| Stored records |
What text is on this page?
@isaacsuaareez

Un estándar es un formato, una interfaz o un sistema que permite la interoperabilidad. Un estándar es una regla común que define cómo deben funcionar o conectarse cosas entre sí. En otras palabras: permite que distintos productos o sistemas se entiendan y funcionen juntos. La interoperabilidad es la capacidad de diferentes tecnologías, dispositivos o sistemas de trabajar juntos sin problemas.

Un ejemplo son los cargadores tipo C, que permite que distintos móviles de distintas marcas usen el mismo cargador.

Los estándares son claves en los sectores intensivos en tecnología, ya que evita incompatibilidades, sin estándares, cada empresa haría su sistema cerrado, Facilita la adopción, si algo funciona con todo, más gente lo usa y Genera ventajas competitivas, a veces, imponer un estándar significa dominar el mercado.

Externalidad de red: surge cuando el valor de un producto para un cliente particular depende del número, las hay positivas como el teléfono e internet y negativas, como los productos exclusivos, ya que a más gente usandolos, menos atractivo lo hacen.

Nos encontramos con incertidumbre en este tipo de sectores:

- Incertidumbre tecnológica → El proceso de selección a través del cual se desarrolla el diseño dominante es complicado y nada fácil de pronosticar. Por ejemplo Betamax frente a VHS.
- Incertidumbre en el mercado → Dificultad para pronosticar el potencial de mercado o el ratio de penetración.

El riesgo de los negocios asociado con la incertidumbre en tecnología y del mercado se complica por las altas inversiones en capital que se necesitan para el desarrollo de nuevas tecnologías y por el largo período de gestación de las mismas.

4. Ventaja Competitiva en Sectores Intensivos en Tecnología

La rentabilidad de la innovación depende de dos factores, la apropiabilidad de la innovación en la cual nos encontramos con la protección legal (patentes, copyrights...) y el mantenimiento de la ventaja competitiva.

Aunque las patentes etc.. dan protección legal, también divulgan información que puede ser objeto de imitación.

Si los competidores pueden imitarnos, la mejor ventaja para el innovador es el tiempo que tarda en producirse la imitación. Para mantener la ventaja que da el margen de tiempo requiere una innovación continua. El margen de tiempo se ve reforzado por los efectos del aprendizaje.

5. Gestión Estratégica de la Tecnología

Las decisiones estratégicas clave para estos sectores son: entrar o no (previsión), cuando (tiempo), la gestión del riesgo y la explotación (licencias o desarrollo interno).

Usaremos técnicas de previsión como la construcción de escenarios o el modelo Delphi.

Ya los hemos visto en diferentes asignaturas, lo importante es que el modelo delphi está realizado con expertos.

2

| Given exercise |
Scan the material above for the word "diferentes". Copy each line where it occurs.

| Result below |
Un estándar es un formato, una interfaz o un sistema que permite la interoperabilidad. Un estándar es una regla común que define cómo deben funcionar o conectarse cosas entre sí. En otras palabras: permite que distintos productos o sistemas se entiendan y funcionen juntos. La interoperabilidad es la capacidad de diferentes tecnologías, dispositivos o sistemas de trabajar juntos sin problemas.
Ya los hemos visto en diferentes asignaturas, lo importante es que el modelo delphi está realizado con expertos.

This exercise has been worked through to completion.